- **SELECTED EXTRACT**
Chairman Emeritus Reconnect 17 – Mindset Issues of Electricity Sector

My dear young friends,

Once a non-technical colleague of mine in NHPC asked me an innocent question. He said “if I switch off the bulb during my lunch time, how does it help? The electricity has already been generated and traveled to my doorstep. Can it be degenerated? How does it save the resource-water or coal responsible for generation?” I realized that day that electricity is an extremely complex product being utilized by common man. Neither its technicalities nor its economics are easy to understand by the consumers and other stakeholders.

There is a notion in public mind that solar electricity is expensive. Yes, if you think of a 50 MW plant supplying to a city but if you think of a 50 KW plant supplying to a small village it breaks even with other sources like gas/diesel. And if you talk about a 50 W installation for a hut, it works out to be the cheapest version. Therefore Solar is expensive for the rich but most economical for the poor.

- **RAW DATA**
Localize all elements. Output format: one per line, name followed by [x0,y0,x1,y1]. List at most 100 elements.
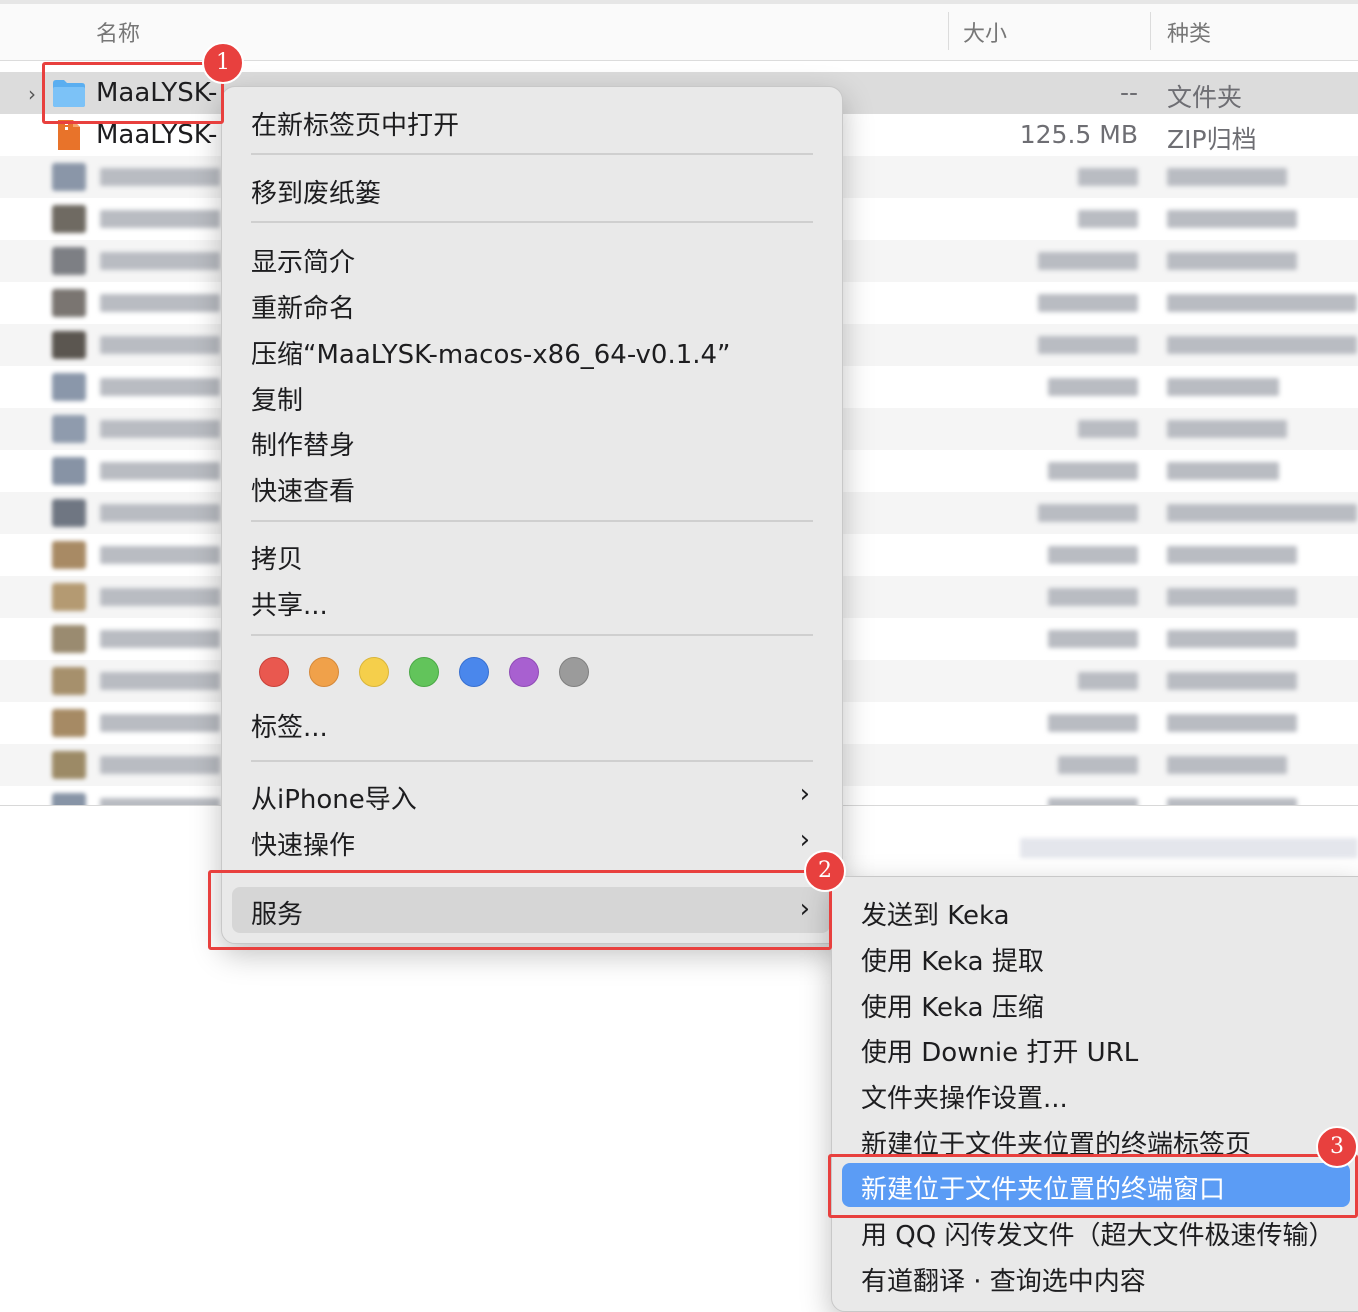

- **WHAT YOU NEED TO DO**
- 1) List every installation size the piece on the electricity sector mentions for solar electricity, with what each one supplies.
- 2) Answer these questions from the piece on the electricity sector:
(a) In which organization did the non-technical colleague work?
(b) What did the colleague propose switching off during lunch time?
(c) According to the piece, for whom is solar most economical?
- 3) Write out everything in the piece on the electricity sector from "Once a non-technical" down to "and other stakeholders.".

- **EXPECTED RESPONSES**
- 1)
- 50 MW: a city
- 50 KW: a small village
- 50 W: a hut

- 2)
(a) NHPC
(b) The bulb
(c) The poor

- 3)
Once a non-technical colleague of mine in NHPC asked me an innocent question. He said “if I switch off the bulb during my lunch time, how does it help? The electricity has already been generated and traveled to my doorstep. Can it be degenerated? How does it save the resource-water or coal responsible for generation?” I realized that day that electricity is an extremely complex product being utilized by common man. Neither its technicalities nor its economics are easy to understand by the consumers and other stakeholders.